DATA FOR THE TASK:

---*---

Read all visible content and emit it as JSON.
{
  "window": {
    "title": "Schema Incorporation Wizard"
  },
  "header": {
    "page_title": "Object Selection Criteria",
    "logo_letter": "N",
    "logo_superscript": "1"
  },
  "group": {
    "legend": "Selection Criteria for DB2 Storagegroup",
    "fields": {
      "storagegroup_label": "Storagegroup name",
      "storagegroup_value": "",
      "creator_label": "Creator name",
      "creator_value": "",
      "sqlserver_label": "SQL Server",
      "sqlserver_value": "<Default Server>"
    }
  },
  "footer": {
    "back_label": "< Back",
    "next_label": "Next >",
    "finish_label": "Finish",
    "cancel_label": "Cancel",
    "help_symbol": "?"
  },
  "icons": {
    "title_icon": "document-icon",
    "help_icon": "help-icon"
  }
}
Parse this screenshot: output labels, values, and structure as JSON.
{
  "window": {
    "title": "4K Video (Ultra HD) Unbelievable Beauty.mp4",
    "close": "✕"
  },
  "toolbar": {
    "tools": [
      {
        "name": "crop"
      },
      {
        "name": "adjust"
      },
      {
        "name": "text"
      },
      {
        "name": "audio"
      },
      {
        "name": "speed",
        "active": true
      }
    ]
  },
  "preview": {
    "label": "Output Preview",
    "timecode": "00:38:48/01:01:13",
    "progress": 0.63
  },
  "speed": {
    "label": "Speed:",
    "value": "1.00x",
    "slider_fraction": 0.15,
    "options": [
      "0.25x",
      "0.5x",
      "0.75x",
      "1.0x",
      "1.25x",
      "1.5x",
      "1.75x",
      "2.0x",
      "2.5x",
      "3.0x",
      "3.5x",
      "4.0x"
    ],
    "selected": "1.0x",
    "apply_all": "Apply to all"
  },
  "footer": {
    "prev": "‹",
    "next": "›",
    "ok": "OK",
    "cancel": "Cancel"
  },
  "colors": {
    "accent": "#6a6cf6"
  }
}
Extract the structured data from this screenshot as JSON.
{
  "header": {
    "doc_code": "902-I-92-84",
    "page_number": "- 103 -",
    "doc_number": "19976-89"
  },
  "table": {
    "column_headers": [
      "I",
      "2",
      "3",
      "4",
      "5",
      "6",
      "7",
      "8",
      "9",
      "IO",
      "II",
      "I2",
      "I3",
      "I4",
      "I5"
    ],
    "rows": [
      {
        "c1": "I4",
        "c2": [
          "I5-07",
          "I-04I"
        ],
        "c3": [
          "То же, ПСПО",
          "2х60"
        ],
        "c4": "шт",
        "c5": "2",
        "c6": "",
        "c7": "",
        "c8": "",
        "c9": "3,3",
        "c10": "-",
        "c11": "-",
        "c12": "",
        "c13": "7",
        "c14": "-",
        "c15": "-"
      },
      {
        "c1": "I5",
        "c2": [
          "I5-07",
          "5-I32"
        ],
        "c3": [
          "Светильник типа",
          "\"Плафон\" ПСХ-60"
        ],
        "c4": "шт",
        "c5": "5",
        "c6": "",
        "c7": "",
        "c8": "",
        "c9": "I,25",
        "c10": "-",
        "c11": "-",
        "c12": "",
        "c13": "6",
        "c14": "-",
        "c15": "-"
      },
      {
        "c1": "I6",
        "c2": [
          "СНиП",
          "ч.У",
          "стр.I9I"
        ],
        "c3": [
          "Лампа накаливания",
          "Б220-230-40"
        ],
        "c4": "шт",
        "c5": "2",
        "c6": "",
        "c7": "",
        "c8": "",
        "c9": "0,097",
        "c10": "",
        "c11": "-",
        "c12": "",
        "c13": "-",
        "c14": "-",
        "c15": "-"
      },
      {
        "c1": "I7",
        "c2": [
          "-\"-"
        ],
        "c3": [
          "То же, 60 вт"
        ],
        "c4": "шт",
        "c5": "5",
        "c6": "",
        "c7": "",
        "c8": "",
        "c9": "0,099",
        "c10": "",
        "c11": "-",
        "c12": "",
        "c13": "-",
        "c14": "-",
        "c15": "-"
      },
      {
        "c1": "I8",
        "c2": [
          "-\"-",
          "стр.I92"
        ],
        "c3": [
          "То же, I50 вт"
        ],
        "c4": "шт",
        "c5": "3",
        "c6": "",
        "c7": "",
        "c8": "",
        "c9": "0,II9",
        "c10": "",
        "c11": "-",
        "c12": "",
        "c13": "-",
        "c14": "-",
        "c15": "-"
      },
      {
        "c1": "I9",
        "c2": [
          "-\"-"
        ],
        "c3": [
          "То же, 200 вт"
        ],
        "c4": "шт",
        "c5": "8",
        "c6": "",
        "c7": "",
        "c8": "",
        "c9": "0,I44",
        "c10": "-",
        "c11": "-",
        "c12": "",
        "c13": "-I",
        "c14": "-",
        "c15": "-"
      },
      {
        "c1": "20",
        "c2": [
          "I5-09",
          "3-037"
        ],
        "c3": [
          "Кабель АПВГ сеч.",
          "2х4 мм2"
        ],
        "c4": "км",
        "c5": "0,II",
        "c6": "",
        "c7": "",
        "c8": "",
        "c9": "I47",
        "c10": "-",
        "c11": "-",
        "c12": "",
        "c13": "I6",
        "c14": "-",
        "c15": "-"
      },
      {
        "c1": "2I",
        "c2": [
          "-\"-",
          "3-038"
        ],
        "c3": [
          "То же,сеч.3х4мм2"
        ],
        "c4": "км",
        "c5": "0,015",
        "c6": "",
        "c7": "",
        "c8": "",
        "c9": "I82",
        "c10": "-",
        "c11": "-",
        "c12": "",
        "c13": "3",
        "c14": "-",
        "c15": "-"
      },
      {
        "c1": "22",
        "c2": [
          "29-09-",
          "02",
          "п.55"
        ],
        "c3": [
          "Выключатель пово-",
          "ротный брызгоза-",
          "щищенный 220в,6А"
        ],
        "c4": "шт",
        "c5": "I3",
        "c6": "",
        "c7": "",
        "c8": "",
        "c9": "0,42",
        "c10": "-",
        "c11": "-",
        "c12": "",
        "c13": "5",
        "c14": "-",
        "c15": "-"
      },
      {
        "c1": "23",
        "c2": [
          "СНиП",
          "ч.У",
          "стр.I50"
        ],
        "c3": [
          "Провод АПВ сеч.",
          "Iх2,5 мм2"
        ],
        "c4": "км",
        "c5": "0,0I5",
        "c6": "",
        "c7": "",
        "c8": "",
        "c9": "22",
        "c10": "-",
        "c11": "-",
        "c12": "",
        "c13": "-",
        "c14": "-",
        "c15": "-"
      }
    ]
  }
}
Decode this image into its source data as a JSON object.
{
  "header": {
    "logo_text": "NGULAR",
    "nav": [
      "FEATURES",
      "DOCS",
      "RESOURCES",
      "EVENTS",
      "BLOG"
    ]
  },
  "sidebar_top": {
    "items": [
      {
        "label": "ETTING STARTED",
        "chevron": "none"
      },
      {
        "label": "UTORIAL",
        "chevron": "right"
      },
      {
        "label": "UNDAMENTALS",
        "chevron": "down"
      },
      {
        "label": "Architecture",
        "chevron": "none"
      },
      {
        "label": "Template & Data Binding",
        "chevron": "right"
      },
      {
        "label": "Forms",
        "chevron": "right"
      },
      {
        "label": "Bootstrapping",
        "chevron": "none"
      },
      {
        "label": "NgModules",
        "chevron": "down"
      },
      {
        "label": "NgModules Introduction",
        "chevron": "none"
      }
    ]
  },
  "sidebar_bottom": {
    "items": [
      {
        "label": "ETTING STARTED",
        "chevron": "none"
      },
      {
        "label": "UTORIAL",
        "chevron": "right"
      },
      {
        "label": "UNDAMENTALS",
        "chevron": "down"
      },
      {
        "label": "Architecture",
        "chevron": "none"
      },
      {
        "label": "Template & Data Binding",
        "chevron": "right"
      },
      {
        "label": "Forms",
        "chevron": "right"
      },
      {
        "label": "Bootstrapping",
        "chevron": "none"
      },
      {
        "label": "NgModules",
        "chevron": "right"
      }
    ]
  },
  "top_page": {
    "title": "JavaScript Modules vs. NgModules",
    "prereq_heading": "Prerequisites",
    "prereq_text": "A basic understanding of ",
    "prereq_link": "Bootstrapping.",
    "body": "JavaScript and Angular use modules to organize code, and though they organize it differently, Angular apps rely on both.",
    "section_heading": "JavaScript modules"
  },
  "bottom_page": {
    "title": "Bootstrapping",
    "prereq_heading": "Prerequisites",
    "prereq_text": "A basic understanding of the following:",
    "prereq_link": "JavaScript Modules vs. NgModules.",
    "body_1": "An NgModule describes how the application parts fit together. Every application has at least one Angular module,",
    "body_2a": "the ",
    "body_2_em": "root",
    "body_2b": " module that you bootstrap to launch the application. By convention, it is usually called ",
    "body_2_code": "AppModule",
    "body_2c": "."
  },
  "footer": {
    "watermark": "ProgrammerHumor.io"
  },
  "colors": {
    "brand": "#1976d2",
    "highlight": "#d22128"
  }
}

---*---

PROBLEM REQUIREMENTS: Scan the lines above for "basic", then copy every one that has it.

REPLY:
    "prereq_text": "A basic understanding of ",
    "prereq_text": "A basic understanding of the following:",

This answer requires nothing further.